Leave out the pictures, and quote exactly the lines running from the one with "Output the text content of this document." through the last line of the entries below.

++++

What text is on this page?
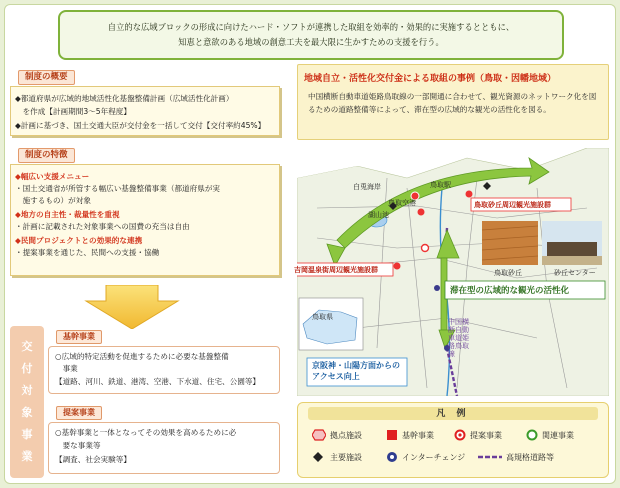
自立的な広域ブロックの形成に向けたハード・ソフトが連携した取組を効率的・効果的に実施するとともに、

知恵と意欲のある地域の創意工夫を最大限に生かすための支援を行う。

制度の概要
◆都道府県が広域的地域活性化基盤整備計画（広域活性化計画）
　を作成【計画期間3～5年程度】
◆計画に基づき、国土交通大臣が交付金を一括して交付【交付率約45%】
制度の特徴
◆幅広い支援メニュー
・国土交通省が所管する幅広い基盤整備事業（都道府県が実
　施するもの）が対象
◆地方の自主性・裁量性を重視
・計画に記載された対象事業への国費の充当は自由
◆民間プロジェクトとの効果的な連携
・提案事業を通じた、民間への支援・協働
交
付
対
象
事
業
基幹事業
○広域的特定活動を促進するために必要な基盤整備
　事業
【道路、河川、鉄道、港湾、空港、下水道、住宅、公園等】
提案事業
○基幹事業と一体となってその効果を高めるために必
　要な事業等
【調査、社会実験等】
地域自立・活性化交付金による取組の事例（鳥取・因幡地域）
中国横断自動車道姫路鳥取線の一部開通に合わせて、観光資源のネットワーク化を図るための道路整備等によって、滞在型の広域的な観光の活性化を図る。
白兎海岸
鳥取空港
鳥取駅
湖山池
鳥取砂丘周辺観光施設群
吉岡温泉街周辺観光施設群	鳥取砂丘	砂丘センター
滞在型の広域的な観光の活性化
京阪神・山陽方面からのアクセス向上
中国横断自動車道姫路鳥取線
鳥取県
凡 例
拠点施設	基幹事業	提案事業	関連事業
主要施設	インターチェンジ	高規格道路等
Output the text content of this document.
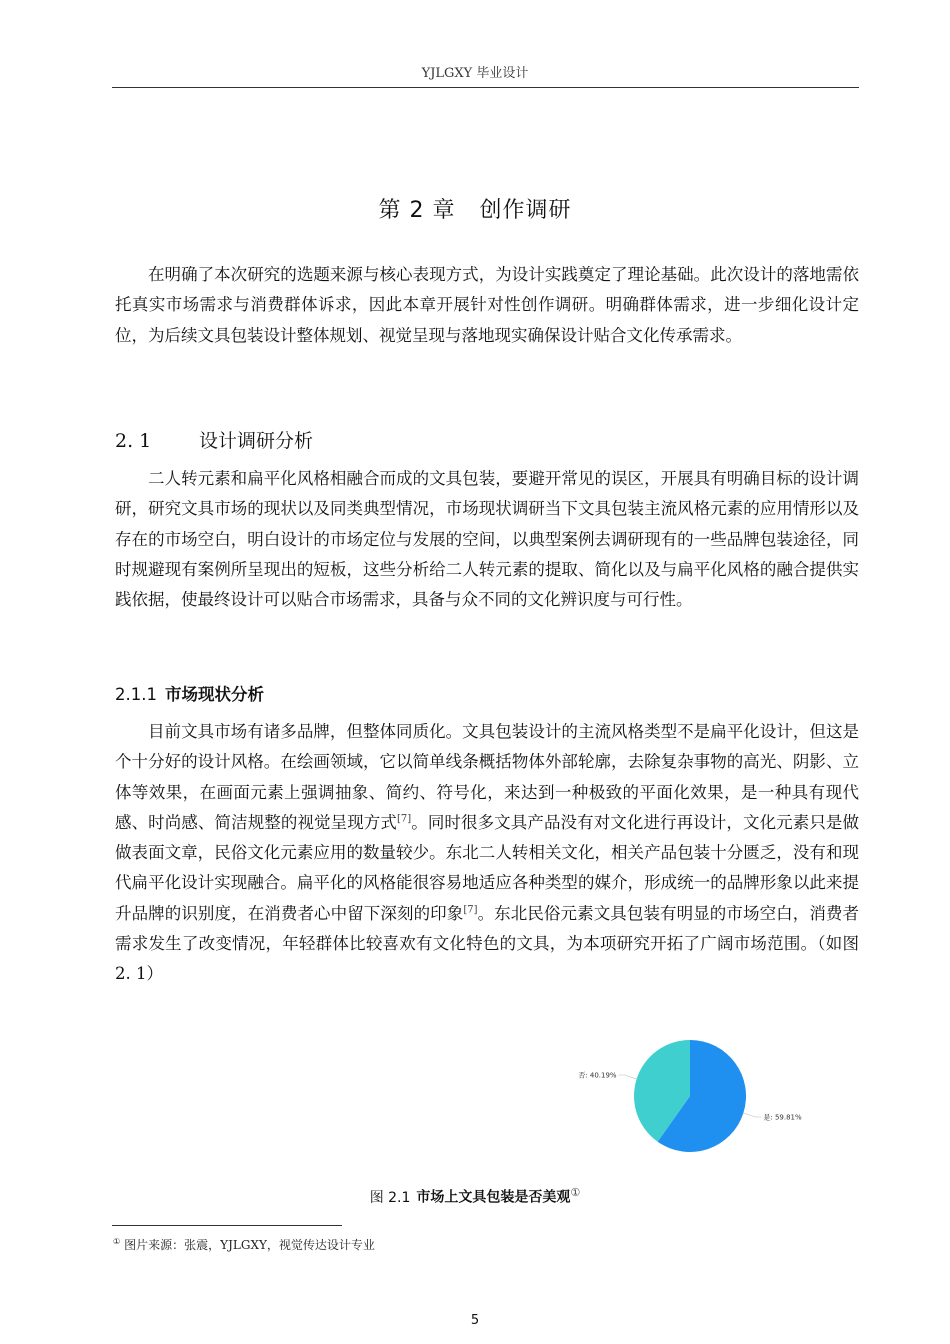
YJLGXY 毕业设计
第 2 章   创作调研

在明确了本次研究的选题来源与核心表现方式，为设计实践奠定了理论基础。此次设计的落地需依托真实市场需求与消费群体诉求，因此本章开展针对性创作调研。明确群体需求，进一步细化设计定位，为后续文具包装设计整体规划、视觉呈现与落地现实确保设计贴合文化传承需求。

2. 1	设计调研分析

二人转元素和扁平化风格相融合而成的文具包装，要避开常见的误区，开展具有明确目标的设计调研，研究文具市场的现状以及同类典型情况，市场现状调研当下文具包装主流风格元素的应用情形以及存在的市场空白，明白设计的市场定位与发展的空间，以典型案例去调研现有的一些品牌包装途径，同时规避现有案例所呈现出的短板，这些分析给二人转元素的提取、简化以及与扁平化风格的融合提供实践依据，使最终设计可以贴合市场需求，具备与众不同的文化辨识度与可行性。

2.1.1 市场现状分析

目前文具市场有诸多品牌，但整体同质化。文具包装设计的主流风格类型不是扁平化设计，但这是个十分好的设计风格。在绘画领域，它以简单线条概括物体外部轮廓，去除复杂事物的高光、阴影、立体等效果，在画面元素上强调抽象、简约、符号化，来达到一种极致的平面化效果，是一种具有现代感、时尚感、简洁规整的视觉呈现方式[7]。同时很多文具产品没有对文化进行再设计，文化元素只是做做表面文章，民俗文化元素应用的数量较少。东北二人转相关文化，相关产品包装十分匮乏，没有和现代扁平化设计实现融合。扁平化的风格能很容易地适应各种类型的媒介，形成统一的品牌形象以此来提升品牌的识别度，在消费者心中留下深刻的印象[7]。东北民俗元素文具包装有明显的市场空白，消费者需求发生了改变情况，年轻群体比较喜欢有文化特色的文具，为本项研究开拓了广阔市场范围。（如图 2. 1）

是: 59.81%
否: 40.19%
图 2.1 市场上文具包装是否美观①
① 图片来源：张震，YJLGXY，视觉传达设计专业
5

++++

### Exercise solution
Output the text content of this document.
YJLGXY 毕业设计
第 2 章   创作调研

在明确了本次研究的选题来源与核心表现方式，为设计实践奠定了理论基础。此次设计的落地需依托真实市场需求与消费群体诉求，因此本章开展针对性创作调研。明确群体需求，进一步细化设计定位，为后续文具包装设计整体规划、视觉呈现与落地现实确保设计贴合文化传承需求。

2. 1	设计调研分析

二人转元素和扁平化风格相融合而成的文具包装，要避开常见的误区，开展具有明确目标的设计调研，研究文具市场的现状以及同类典型情况，市场现状调研当下文具包装主流风格元素的应用情形以及存在的市场空白，明白设计的市场定位与发展的空间，以典型案例去调研现有的一些品牌包装途径，同时规避现有案例所呈现出的短板，这些分析给二人转元素的提取、简化以及与扁平化风格的融合提供实践依据，使最终设计可以贴合市场需求，具备与众不同的文化辨识度与可行性。

2.1.1 市场现状分析

目前文具市场有诸多品牌，但整体同质化。文具包装设计的主流风格类型不是扁平化设计，但这是个十分好的设计风格。在绘画领域，它以简单线条概括物体外部轮廓，去除复杂事物的高光、阴影、立体等效果，在画面元素上强调抽象、简约、符号化，来达到一种极致的平面化效果，是一种具有现代感、时尚感、简洁规整的视觉呈现方式[7]。同时很多文具产品没有对文化进行再设计，文化元素只是做做表面文章，民俗文化元素应用的数量较少。东北二人转相关文化，相关产品包装十分匮乏，没有和现代扁平化设计实现融合。扁平化的风格能很容易地适应各种类型的媒介，形成统一的品牌形象以此来提升品牌的识别度，在消费者心中留下深刻的印象[7]。东北民俗元素文具包装有明显的市场空白，消费者需求发生了改变情况，年轻群体比较喜欢有文化特色的文具，为本项研究开拓了广阔市场范围。（如图 2. 1）

是: 59.81%
否: 40.19%
图 2.1 市场上文具包装是否美观①
① 图片来源：张震，YJLGXY，视觉传达设计专业
5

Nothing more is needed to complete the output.